● **Problem requirements**
Type out every line below exactly as it reads.

⟨

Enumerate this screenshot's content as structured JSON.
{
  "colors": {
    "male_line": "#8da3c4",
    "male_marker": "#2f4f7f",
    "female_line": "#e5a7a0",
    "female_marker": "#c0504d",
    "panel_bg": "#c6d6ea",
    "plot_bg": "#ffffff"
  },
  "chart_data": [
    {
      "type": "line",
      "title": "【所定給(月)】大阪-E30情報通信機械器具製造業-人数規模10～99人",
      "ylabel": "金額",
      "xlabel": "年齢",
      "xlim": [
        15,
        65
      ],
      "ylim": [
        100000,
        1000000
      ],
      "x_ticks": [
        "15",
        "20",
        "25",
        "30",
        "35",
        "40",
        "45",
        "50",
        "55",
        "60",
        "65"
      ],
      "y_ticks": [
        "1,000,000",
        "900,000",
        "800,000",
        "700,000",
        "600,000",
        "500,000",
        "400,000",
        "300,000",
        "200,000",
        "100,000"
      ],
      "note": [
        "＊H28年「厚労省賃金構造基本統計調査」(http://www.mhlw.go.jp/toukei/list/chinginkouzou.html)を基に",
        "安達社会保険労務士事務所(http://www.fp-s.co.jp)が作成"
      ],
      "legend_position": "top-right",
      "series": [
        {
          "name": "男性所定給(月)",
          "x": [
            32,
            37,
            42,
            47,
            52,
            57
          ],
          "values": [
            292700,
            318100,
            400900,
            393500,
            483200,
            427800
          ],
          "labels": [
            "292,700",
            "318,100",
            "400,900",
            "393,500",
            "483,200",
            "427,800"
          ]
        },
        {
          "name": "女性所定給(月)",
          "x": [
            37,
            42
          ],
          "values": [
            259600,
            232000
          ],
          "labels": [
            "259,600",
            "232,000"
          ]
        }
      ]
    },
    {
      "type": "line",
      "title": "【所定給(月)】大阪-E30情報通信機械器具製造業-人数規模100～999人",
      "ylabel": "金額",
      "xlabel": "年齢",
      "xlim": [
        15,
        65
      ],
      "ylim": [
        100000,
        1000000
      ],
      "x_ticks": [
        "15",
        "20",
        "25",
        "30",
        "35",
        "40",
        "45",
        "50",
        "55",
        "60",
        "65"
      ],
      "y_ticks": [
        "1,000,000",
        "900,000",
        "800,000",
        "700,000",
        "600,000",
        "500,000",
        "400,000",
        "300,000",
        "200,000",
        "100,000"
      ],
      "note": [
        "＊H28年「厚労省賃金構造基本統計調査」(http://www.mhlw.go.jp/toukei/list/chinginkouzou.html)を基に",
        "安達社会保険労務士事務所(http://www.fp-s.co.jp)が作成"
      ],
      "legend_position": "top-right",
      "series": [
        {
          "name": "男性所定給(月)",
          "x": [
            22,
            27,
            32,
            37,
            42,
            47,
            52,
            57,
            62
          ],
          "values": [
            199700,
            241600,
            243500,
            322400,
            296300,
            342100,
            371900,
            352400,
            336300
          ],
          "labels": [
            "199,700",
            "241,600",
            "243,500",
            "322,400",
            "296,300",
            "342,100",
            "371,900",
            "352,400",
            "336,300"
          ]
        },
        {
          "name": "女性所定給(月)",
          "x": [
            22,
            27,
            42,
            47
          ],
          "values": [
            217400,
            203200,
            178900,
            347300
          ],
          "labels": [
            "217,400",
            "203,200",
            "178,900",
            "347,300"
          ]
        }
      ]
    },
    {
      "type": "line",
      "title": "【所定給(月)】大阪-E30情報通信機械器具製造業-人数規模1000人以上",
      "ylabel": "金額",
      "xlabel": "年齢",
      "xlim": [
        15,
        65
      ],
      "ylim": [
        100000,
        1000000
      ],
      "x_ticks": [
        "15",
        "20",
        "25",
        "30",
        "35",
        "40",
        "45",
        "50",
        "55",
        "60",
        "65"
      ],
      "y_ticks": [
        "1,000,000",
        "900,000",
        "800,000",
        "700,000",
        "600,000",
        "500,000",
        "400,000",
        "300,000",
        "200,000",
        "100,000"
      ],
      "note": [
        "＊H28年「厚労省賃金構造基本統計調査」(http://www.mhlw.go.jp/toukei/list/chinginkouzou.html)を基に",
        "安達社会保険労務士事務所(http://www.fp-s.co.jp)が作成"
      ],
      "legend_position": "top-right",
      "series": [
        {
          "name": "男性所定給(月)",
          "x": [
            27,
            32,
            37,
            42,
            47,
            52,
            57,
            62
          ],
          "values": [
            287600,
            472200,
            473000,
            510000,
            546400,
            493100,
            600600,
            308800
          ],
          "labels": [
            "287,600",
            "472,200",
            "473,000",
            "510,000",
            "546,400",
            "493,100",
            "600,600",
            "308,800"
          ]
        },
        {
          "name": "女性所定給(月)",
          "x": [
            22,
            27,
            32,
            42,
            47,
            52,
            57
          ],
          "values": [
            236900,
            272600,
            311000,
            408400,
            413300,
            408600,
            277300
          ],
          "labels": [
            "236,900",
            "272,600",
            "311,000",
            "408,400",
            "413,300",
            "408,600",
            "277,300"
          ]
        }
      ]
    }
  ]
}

⟩

● **Exercise solution**
Enumerate this screenshot's content as structured JSON.
{
  "colors": {
    "male_line": "#8da3c4",
    "male_marker": "#2f4f7f",
    "female_line": "#e5a7a0",
    "female_marker": "#c0504d",
    "panel_bg": "#c6d6ea",
    "plot_bg": "#ffffff"
  },
  "chart_data": [
    {
      "type": "line",
      "title": "【所定給(月)】大阪-E30情報通信機械器具製造業-人数規模10～99人",
      "ylabel": "金額",
      "xlabel": "年齢",
      "xlim": [
        15,
        65
      ],
      "ylim": [
        100000,
        1000000
      ],
      "x_ticks": [
        "15",
        "20",
        "25",
        "30",
        "35",
        "40",
        "45",
        "50",
        "55",
        "60",
        "65"
      ],
      "y_ticks": [
        "1,000,000",
        "900,000",
        "800,000",
        "700,000",
        "600,000",
        "500,000",
        "400,000",
        "300,000",
        "200,000",
        "100,000"
      ],
      "note": [
        "＊H28年「厚労省賃金構造基本統計調査」(http://www.mhlw.go.jp/toukei/list/chinginkouzou.html)を基に",
        "安達社会保険労務士事務所(http://www.fp-s.co.jp)が作成"
      ],
      "legend_position": "top-right",
      "series": [
        {
          "name": "男性所定給(月)",
          "x": [
            32,
            37,
            42,
            47,
            52,
            57
          ],
          "values": [
            292700,
            318100,
            400900,
            393500,
            483200,
            427800
          ],
          "labels": [
            "292,700",
            "318,100",
            "400,900",
            "393,500",
            "483,200",
            "427,800"
          ]
        },
        {
          "name": "女性所定給(月)",
          "x": [
            37,
            42
          ],
          "values": [
            259600,
            232000
          ],
          "labels": [
            "259,600",
            "232,000"
          ]
        }
      ]
    },
    {
      "type": "line",
      "title": "【所定給(月)】大阪-E30情報通信機械器具製造業-人数規模100～999人",
      "ylabel": "金額",
      "xlabel": "年齢",
      "xlim": [
        15,
        65
      ],
      "ylim": [
        100000,
        1000000
      ],
      "x_ticks": [
        "15",
        "20",
        "25",
        "30",
        "35",
        "40",
        "45",
        "50",
        "55",
        "60",
        "65"
      ],
      "y_ticks": [
        "1,000,000",
        "900,000",
        "800,000",
        "700,000",
        "600,000",
        "500,000",
        "400,000",
        "300,000",
        "200,000",
        "100,000"
      ],
      "note": [
        "＊H28年「厚労省賃金構造基本統計調査」(http://www.mhlw.go.jp/toukei/list/chinginkouzou.html)を基に",
        "安達社会保険労務士事務所(http://www.fp-s.co.jp)が作成"
      ],
      "legend_position": "top-right",
      "series": [
        {
          "name": "男性所定給(月)",
          "x": [
            22,
            27,
            32,
            37,
            42,
            47,
            52,
            57,
            62
          ],
          "values": [
            199700,
            241600,
            243500,
            322400,
            296300,
            342100,
            371900,
            352400,
            336300
          ],
          "labels": [
            "199,700",
            "241,600",
            "243,500",
            "322,400",
            "296,300",
            "342,100",
            "371,900",
            "352,400",
            "336,300"
          ]
        },
        {
          "name": "女性所定給(月)",
          "x": [
            22,
            27,
            42,
            47
          ],
          "values": [
            217400,
            203200,
            178900,
            347300
          ],
          "labels": [
            "217,400",
            "203,200",
            "178,900",
            "347,300"
          ]
        }
      ]
    },
    {
      "type": "line",
      "title": "【所定給(月)】大阪-E30情報通信機械器具製造業-人数規模1000人以上",
      "ylabel": "金額",
      "xlabel": "年齢",
      "xlim": [
        15,
        65
      ],
      "ylim": [
        100000,
        1000000
      ],
      "x_ticks": [
        "15",
        "20",
        "25",
        "30",
        "35",
        "40",
        "45",
        "50",
        "55",
        "60",
        "65"
      ],
      "y_ticks": [
        "1,000,000",
        "900,000",
        "800,000",
        "700,000",
        "600,000",
        "500,000",
        "400,000",
        "300,000",
        "200,000",
        "100,000"
      ],
      "note": [
        "＊H28年「厚労省賃金構造基本統計調査」(http://www.mhlw.go.jp/toukei/list/chinginkouzou.html)を基に",
        "安達社会保険労務士事務所(http://www.fp-s.co.jp)が作成"
      ],
      "legend_position": "top-right",
      "series": [
        {
          "name": "男性所定給(月)",
          "x": [
            27,
            32,
            37,
            42,
            47,
            52,
            57,
            62
          ],
          "values": [
            287600,
            472200,
            473000,
            510000,
            546400,
            493100,
            600600,
            308800
          ],
          "labels": [
            "287,600",
            "472,200",
            "473,000",
            "510,000",
            "546,400",
            "493,100",
            "600,600",
            "308,800"
          ]
        },
        {
          "name": "女性所定給(月)",
          "x": [
            22,
            27,
            32,
            42,
            47,
            52,
            57
          ],
          "values": [
            236900,
            272600,
            311000,
            408400,
            413300,
            408600,
            277300
          ],
          "labels": [
            "236,900",
            "272,600",
            "311,000",
            "408,400",
            "413,300",
            "408,600",
            "277,300"
          ]
        }
      ]
    }
  ]
}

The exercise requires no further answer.